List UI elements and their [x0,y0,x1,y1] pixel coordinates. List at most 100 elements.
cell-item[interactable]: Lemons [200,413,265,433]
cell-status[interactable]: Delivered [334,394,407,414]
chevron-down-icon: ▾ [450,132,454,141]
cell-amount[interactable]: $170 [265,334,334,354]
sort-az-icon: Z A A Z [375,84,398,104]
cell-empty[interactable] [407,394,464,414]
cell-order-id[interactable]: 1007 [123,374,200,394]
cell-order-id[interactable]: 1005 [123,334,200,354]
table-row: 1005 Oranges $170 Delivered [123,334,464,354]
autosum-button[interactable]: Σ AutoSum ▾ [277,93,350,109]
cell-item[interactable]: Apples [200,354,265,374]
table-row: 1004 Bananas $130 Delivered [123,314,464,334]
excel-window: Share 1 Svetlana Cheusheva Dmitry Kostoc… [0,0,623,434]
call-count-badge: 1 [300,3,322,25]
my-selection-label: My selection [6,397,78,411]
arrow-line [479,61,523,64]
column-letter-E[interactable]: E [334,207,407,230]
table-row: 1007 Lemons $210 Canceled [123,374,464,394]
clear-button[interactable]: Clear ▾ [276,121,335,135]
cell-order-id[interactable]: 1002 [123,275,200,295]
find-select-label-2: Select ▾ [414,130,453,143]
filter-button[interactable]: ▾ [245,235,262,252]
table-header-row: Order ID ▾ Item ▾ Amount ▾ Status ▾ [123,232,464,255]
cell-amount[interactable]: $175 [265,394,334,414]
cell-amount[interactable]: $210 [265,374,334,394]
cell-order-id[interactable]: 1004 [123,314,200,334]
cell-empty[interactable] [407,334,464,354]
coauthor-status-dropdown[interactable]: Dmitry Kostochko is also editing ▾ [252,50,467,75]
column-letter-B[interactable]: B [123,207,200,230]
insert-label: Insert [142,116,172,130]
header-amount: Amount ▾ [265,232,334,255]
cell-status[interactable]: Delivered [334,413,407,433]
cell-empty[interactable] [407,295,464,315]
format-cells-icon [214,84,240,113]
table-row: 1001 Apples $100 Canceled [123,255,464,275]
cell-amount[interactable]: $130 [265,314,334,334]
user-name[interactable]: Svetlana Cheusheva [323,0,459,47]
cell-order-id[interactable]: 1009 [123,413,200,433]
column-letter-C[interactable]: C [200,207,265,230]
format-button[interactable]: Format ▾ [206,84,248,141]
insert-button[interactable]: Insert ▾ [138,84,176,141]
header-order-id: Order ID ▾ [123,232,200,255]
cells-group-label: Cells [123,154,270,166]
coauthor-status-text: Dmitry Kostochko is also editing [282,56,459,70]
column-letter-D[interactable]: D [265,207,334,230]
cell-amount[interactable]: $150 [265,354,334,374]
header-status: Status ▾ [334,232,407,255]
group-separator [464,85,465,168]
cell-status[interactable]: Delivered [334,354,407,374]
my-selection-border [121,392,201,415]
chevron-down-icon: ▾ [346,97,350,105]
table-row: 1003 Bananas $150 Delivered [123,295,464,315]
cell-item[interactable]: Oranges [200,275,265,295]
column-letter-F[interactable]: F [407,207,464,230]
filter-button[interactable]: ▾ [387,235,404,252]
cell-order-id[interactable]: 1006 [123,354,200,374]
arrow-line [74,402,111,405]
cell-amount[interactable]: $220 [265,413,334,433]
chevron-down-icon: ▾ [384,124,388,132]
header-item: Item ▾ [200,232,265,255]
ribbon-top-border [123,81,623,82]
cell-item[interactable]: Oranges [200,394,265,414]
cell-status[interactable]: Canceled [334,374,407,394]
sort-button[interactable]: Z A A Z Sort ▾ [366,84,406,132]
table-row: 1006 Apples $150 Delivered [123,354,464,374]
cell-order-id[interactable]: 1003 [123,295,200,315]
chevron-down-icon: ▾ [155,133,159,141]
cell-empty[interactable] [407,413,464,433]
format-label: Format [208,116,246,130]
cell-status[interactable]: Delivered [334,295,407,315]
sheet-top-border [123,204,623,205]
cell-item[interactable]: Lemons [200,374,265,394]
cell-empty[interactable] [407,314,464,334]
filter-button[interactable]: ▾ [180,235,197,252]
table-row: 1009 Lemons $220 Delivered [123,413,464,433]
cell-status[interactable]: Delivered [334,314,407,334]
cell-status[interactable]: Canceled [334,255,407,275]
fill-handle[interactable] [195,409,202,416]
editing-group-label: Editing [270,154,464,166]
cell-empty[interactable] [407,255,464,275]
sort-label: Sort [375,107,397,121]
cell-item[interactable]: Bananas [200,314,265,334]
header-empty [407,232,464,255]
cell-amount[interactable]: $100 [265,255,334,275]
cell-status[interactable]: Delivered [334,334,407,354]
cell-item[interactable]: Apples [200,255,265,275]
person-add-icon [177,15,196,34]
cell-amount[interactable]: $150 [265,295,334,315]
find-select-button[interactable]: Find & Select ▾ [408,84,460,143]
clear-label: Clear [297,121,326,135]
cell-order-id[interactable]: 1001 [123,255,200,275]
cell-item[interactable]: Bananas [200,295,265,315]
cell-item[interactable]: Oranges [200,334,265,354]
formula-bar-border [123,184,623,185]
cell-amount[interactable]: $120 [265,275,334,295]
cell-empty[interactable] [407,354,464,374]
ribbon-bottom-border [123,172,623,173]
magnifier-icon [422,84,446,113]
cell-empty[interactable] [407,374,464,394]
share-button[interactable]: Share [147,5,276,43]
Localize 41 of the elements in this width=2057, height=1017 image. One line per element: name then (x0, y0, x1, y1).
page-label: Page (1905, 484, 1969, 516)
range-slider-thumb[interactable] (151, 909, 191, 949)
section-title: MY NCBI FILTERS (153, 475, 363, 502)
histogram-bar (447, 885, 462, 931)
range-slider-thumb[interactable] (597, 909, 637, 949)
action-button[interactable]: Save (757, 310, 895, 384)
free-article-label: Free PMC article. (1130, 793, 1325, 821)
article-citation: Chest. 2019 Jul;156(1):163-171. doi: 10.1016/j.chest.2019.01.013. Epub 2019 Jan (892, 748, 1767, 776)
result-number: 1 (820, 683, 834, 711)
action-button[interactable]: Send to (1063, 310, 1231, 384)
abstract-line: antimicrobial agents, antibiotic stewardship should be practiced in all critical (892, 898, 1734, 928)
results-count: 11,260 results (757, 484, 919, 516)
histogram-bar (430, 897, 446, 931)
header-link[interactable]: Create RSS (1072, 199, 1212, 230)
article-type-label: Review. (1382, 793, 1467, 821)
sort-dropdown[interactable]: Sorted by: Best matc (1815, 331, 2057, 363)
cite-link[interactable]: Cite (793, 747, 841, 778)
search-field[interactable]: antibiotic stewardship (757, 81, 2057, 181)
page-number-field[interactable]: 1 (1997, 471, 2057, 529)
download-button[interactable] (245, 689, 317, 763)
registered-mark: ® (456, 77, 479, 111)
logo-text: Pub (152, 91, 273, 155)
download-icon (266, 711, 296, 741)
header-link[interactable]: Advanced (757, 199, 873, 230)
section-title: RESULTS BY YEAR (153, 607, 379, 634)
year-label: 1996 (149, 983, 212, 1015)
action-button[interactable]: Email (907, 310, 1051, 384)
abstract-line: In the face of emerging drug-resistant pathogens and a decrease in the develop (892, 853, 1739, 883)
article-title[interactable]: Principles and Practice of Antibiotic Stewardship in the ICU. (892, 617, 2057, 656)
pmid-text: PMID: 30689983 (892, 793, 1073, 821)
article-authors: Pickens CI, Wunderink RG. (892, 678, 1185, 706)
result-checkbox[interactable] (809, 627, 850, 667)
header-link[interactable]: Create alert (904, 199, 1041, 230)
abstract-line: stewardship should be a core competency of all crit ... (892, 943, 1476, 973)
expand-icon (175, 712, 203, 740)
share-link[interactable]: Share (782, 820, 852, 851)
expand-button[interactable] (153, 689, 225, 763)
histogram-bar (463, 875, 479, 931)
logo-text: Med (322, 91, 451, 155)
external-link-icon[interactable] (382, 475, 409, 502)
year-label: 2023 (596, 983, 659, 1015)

▶ [Task directions]: In the records above, find every line with the word "link" and copy it.

▶ [Exercise result]:
header-link[interactable]: Create RSS (1072, 199, 1212, 230)
cite-link[interactable]: Cite (793, 747, 841, 778)
header-link[interactable]: Advanced (757, 199, 873, 230)
header-link[interactable]: Create alert (904, 199, 1041, 230)
share-link[interactable]: Share (782, 820, 852, 851)
external-link-icon[interactable] (382, 475, 409, 502)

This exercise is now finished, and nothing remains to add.